Make an exact copy of the entries below.

——————

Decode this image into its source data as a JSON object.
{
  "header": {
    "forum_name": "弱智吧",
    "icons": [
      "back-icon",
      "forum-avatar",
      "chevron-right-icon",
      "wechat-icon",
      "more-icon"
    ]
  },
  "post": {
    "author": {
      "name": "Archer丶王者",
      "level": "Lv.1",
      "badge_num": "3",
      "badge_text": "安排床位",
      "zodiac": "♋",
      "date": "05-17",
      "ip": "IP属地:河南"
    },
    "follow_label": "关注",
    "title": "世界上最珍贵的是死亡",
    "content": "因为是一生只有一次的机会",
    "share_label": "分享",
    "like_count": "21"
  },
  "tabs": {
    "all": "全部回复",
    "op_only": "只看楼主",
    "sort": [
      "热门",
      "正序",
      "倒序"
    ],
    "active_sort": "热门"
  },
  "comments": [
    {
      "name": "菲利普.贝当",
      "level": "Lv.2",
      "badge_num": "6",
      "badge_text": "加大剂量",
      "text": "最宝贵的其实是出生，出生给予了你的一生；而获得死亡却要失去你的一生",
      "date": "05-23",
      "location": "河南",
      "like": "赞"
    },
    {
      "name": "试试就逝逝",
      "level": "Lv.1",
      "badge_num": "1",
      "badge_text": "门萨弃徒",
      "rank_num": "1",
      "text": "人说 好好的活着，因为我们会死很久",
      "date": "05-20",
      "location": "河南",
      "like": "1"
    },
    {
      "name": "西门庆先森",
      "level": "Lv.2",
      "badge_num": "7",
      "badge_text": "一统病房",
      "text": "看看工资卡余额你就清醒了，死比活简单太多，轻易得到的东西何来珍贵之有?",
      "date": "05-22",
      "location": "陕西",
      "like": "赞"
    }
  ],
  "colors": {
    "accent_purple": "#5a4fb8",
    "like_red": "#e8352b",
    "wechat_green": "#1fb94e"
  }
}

——————

Solution to the problem:
Decode this image into its source data as a JSON object.
{
  "header": {
    "forum_name": "弱智吧",
    "icons": [
      "back-icon",
      "forum-avatar",
      "chevron-right-icon",
      "wechat-icon",
      "more-icon"
    ]
  },
  "post": {
    "author": {
      "name": "Archer丶王者",
      "level": "Lv.1",
      "badge_num": "3",
      "badge_text": "安排床位",
      "zodiac": "♋",
      "date": "05-17",
      "ip": "IP属地:河南"
    },
    "follow_label": "关注",
    "title": "世界上最珍贵的是死亡",
    "content": "因为是一生只有一次的机会",
    "share_label": "分享",
    "like_count": "21"
  },
  "tabs": {
    "all": "全部回复",
    "op_only": "只看楼主",
    "sort": [
      "热门",
      "正序",
      "倒序"
    ],
    "active_sort": "热门"
  },
  "comments": [
    {
      "name": "菲利普.贝当",
      "level": "Lv.2",
      "badge_num": "6",
      "badge_text": "加大剂量",
      "text": "最宝贵的其实是出生，出生给予了你的一生；而获得死亡却要失去你的一生",
      "date": "05-23",
      "location": "河南",
      "like": "赞"
    },
    {
      "name": "试试就逝逝",
      "level": "Lv.1",
      "badge_num": "1",
      "badge_text": "门萨弃徒",
      "rank_num": "1",
      "text": "人说 好好的活着，因为我们会死很久",
      "date": "05-20",
      "location": "河南",
      "like": "1"
    },
    {
      "name": "西门庆先森",
      "level": "Lv.2",
      "badge_num": "7",
      "badge_text": "一统病房",
      "text": "看看工资卡余额你就清醒了，死比活简单太多，轻易得到的东西何来珍贵之有?",
      "date": "05-22",
      "location": "陕西",
      "like": "赞"
    }
  ],
  "colors": {
    "accent_purple": "#5a4fb8",
    "like_red": "#e8352b",
    "wechat_green": "#1fb94e"
  }
}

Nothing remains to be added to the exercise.